## Exercise objective
Reproduce the records below exactly as they appear, omitting any pictures they contain.

## Supplied records
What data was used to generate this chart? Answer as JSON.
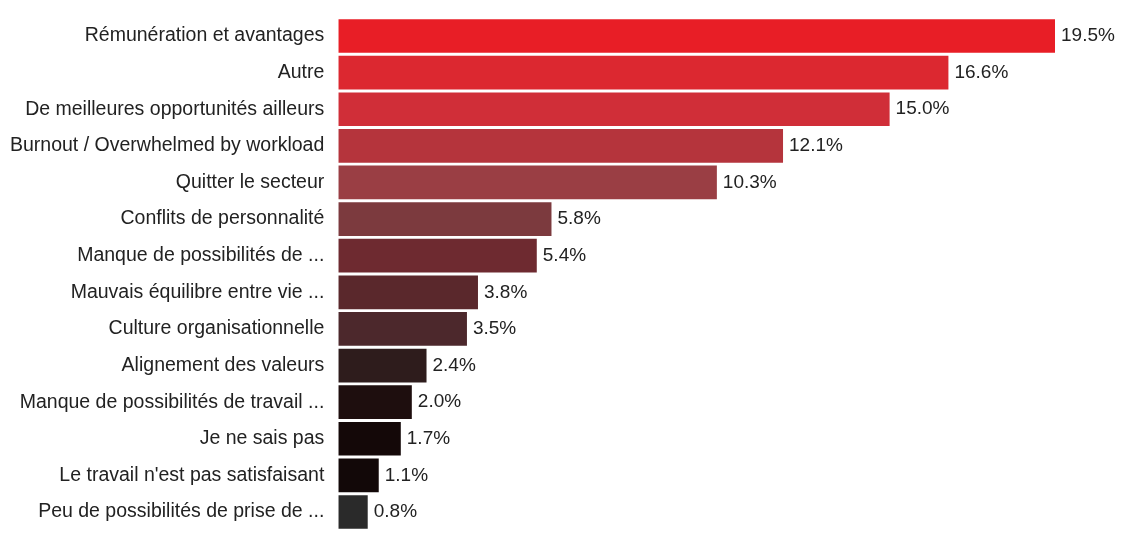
{
  "chart_data": {
    "type": "bar",
    "orientation": "horizontal",
    "categories": [
      "Rémunération et avantages",
      "Autre",
      "De meilleures opportunités ailleurs",
      "Burnout / Overwhelmed by workload",
      "Quitter le secteur",
      "Conflits de personnalité",
      "Manque de possibilités de ...",
      "Mauvais équilibre entre vie ...",
      "Culture organisationnelle",
      "Alignement des valeurs",
      "Manque de possibilités de travail ...",
      "Je ne sais pas",
      "Le travail n'est pas satisfaisant",
      "Peu de possibilités de prise de ..."
    ],
    "values": [
      19.5,
      16.6,
      15.0,
      12.1,
      10.3,
      5.8,
      5.4,
      3.8,
      3.5,
      2.4,
      2.0,
      1.7,
      1.1,
      0.8
    ],
    "colors": [
      "#e81e26",
      "#dc2830",
      "#d02e38",
      "#b5343c",
      "#9a3e44",
      "#7c3a3e",
      "#6e2a30",
      "#5a282c",
      "#4c282c",
      "#2e1c1c",
      "#1e0e0e",
      "#140808",
      "#120808",
      "#2a2a2a"
    ],
    "value_labels": [
      "19.5%",
      "16.6%",
      "15.0%",
      "12.1%",
      "10.3%",
      "5.8%",
      "5.4%",
      "3.8%",
      "3.5%",
      "2.4%",
      "2.0%",
      "1.7%",
      "1.1%",
      "0.8%"
    ],
    "legend": false
  }
}
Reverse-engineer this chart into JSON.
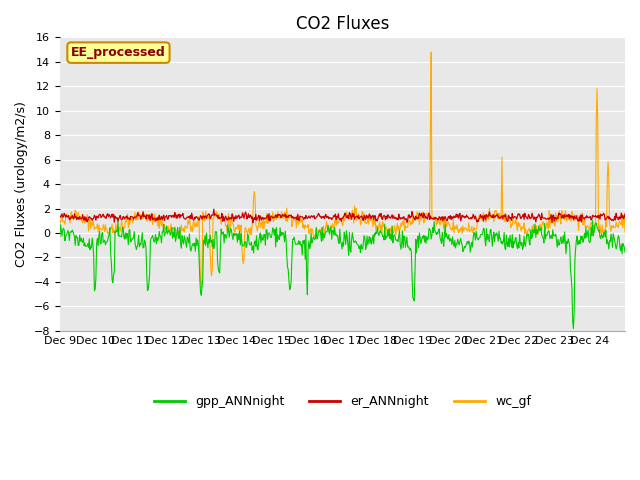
{
  "title": "CO2 Fluxes",
  "ylabel": "CO2 Fluxes (urology/m2/s)",
  "ylim": [
    -8,
    16
  ],
  "yticks": [
    -8,
    -6,
    -4,
    -2,
    0,
    2,
    4,
    6,
    8,
    10,
    12,
    14,
    16
  ],
  "xlabel_dates": [
    "Dec 9",
    "Dec 10",
    "Dec 11",
    "Dec 12",
    "Dec 13",
    "Dec 14",
    "Dec 15",
    "Dec 16",
    "Dec 17",
    "Dec 18",
    "Dec 19",
    "Dec 20",
    "Dec 21",
    "Dec 22",
    "Dec 23",
    "Dec 24"
  ],
  "xtick_positions": [
    0,
    1,
    2,
    3,
    4,
    5,
    6,
    7,
    8,
    9,
    10,
    11,
    12,
    13,
    14,
    15
  ],
  "bg_color": "#e8e8e8",
  "grid_color": "#ffffff",
  "series_colors": {
    "gpp": "#00cc00",
    "er": "#cc0000",
    "wc": "#ffaa00"
  },
  "legend_entries": [
    "gpp_ANNnight",
    "er_ANNnight",
    "wc_gf"
  ],
  "annotation_text": "EE_processed",
  "annotation_bg": "#ffff99",
  "annotation_border": "#cc8800",
  "title_fontsize": 12,
  "label_fontsize": 9,
  "tick_fontsize": 8,
  "n_days": 16,
  "pts_per_day": 48
}
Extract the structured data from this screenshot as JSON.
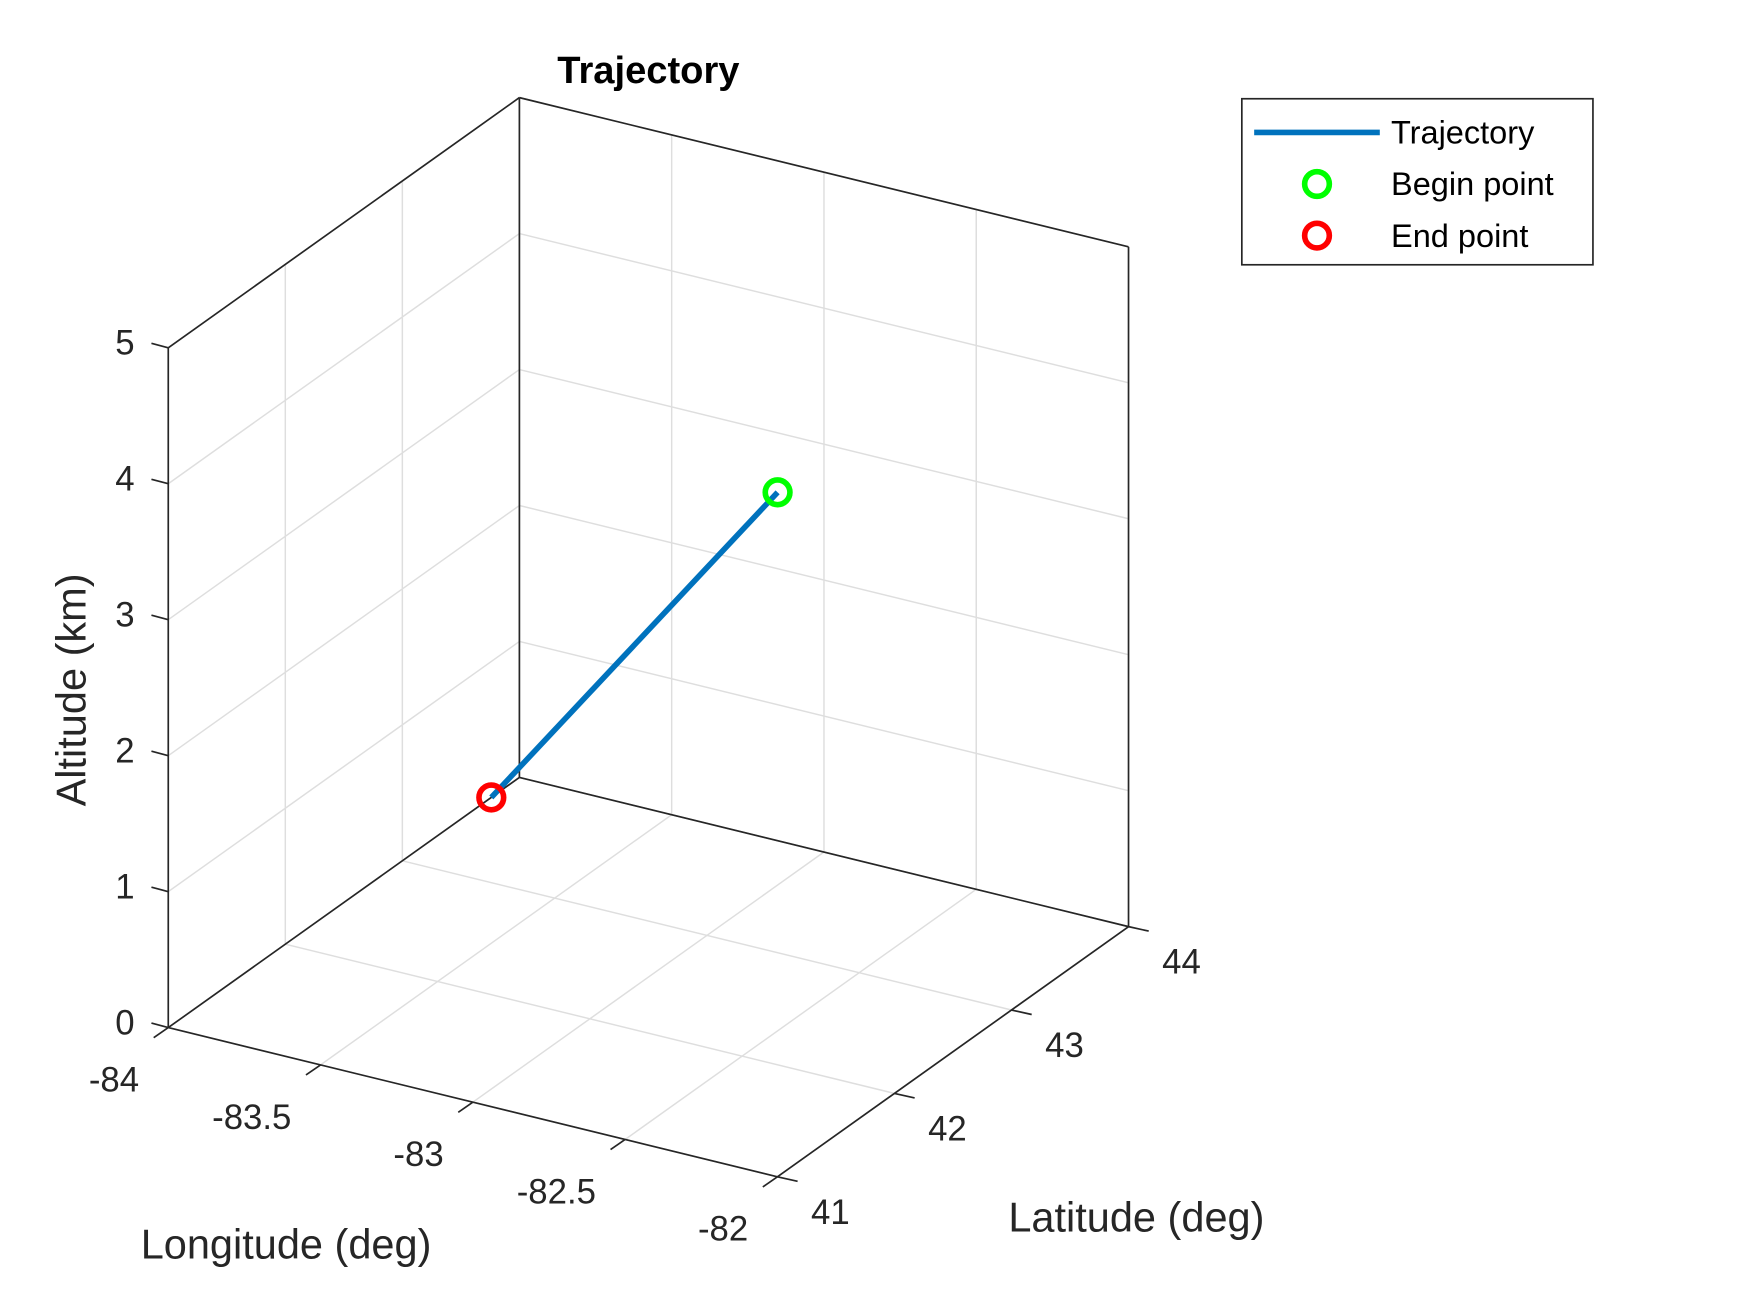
{
  "chart_data": {
    "type": "line3d",
    "title": "Trajectory",
    "xlabel": "Longitude (deg)",
    "ylabel": "Latitude (deg)",
    "zlabel": "Altitude (km)",
    "xlim": [
      -84,
      -82
    ],
    "ylim": [
      41,
      44
    ],
    "zlim": [
      0,
      5
    ],
    "xticks": [
      -84,
      -83.5,
      -83,
      -82.5,
      -82
    ],
    "yticks": [
      41,
      42,
      43,
      44
    ],
    "zticks": [
      0,
      1,
      2,
      3,
      4,
      5
    ],
    "grid": true,
    "legend": "northeastoutside",
    "series": [
      {
        "name": "Trajectory",
        "color": "#0072bd",
        "style": "line",
        "x": [
          -83.06,
          -84
        ],
        "y": [
          43.76,
          43.76
        ],
        "z": [
          2.76,
          0
        ]
      },
      {
        "name": "Begin point",
        "color": "#00ff00",
        "style": "marker",
        "x": [
          -83.06
        ],
        "y": [
          43.76
        ],
        "z": [
          2.76
        ]
      },
      {
        "name": "End point",
        "color": "#ff0000",
        "style": "marker",
        "x": [
          -84
        ],
        "y": [
          43.76
        ],
        "z": [
          0
        ]
      }
    ]
  }
}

## Response to the task
What data was used to generate this chart? Answer as JSON.
{
  "chart_data": {
    "type": "bar",
    "orientation": "horizontal",
    "categories": [
      "Rémunération et avantages",
      "Autre",
      "De meilleures opportunités ailleurs",
      "Burnout / Overwhelmed by workload",
      "Quitter le secteur",
      "Conflits de personnalité",
      "Manque de possibilités de ...",
      "Mauvais équilibre entre vie ...",
      "Culture organisationnelle",
      "Alignement des valeurs",
      "Manque de possibilités de travail ...",
      "Je ne sais pas",
      "Le travail n'est pas satisfaisant",
      "Peu de possibilités de prise de ..."
    ],
    "values": [
      19.5,
      16.6,
      15.0,
      12.1,
      10.3,
      5.8,
      5.4,
      3.8,
      3.5,
      2.4,
      2.0,
      1.7,
      1.1,
      0.8
    ],
    "colors": [
      "#e81e26",
      "#dc2830",
      "#d02e38",
      "#b5343c",
      "#9a3e44",
      "#7c3a3e",
      "#6e2a30",
      "#5a282c",
      "#4c282c",
      "#2e1c1c",
      "#1e0e0e",
      "#140808",
      "#120808",
      "#2a2a2a"
    ],
    "value_labels": [
      "19.5%",
      "16.6%",
      "15.0%",
      "12.1%",
      "10.3%",
      "5.8%",
      "5.4%",
      "3.8%",
      "3.5%",
      "2.4%",
      "2.0%",
      "1.7%",
      "1.1%",
      "0.8%"
    ],
    "legend": false
  }
}
Reverse-engineer this chart into JSON.
{
  "title": "CO2 Fluxes",
  "ylabel": "CO2 Fluxes (urology/m2/s)",
  "ylim": [
    -8,
    16
  ],
  "yticks": [
    -8,
    -6,
    -4,
    -2,
    0,
    2,
    4,
    6,
    8,
    10,
    12,
    14,
    16
  ],
  "xlabel_dates": [
    "Dec 9",
    "Dec 10",
    "Dec 11",
    "Dec 12",
    "Dec 13",
    "Dec 14",
    "Dec 15",
    "Dec 16",
    "Dec 17",
    "Dec 18",
    "Dec 19",
    "Dec 20",
    "Dec 21",
    "Dec 22",
    "Dec 23",
    "Dec 24"
  ],
  "xtick_positions": [
    0,
    1,
    2,
    3,
    4,
    5,
    6,
    7,
    8,
    9,
    10,
    11,
    12,
    13,
    14,
    15
  ],
  "bg_color": "#e8e8e8",
  "grid_color": "#ffffff",
  "series_colors": {
    "gpp": "#00cc00",
    "er": "#cc0000",
    "wc": "#ffaa00"
  },
  "legend_entries": [
    "gpp_ANNnight",
    "er_ANNnight",
    "wc_gf"
  ],
  "annotation_text": "EE_processed",
  "annotation_bg": "#ffff99",
  "annotation_border": "#cc8800",
  "title_fontsize": 12,
  "label_fontsize": 9,
  "tick_fontsize": 8,
  "n_days": 16,
  "pts_per_day": 48
}
Extract the structured data from this screenshot as JSON.
{
  "chart_data": {
    "type": "line3d",
    "title": "Trajectory",
    "xlabel": "Longitude (deg)",
    "ylabel": "Latitude (deg)",
    "zlabel": "Altitude (km)",
    "xlim": [
      -84,
      -82
    ],
    "ylim": [
      41,
      44
    ],
    "zlim": [
      0,
      5
    ],
    "xticks": [
      -84,
      -83.5,
      -83,
      -82.5,
      -82
    ],
    "yticks": [
      41,
      42,
      43,
      44
    ],
    "zticks": [
      0,
      1,
      2,
      3,
      4,
      5
    ],
    "grid": true,
    "legend": "northeastoutside",
    "series": [
      {
        "name": "Trajectory",
        "color": "#0072bd",
        "style": "line",
        "x": [
          -83.06,
          -84
        ],
        "y": [
          43.76,
          43.76
        ],
        "z": [
          2.76,
          0
        ]
      },
      {
        "name": "Begin point",
        "color": "#00ff00",
        "style": "marker",
        "x": [
          -83.06
        ],
        "y": [
          43.76
        ],
        "z": [
          2.76
        ]
      },
      {
        "name": "End point",
        "color": "#ff0000",
        "style": "marker",
        "x": [
          -84
        ],
        "y": [
          43.76
        ],
        "z": [
          0
        ]
      }
    ]
  }
}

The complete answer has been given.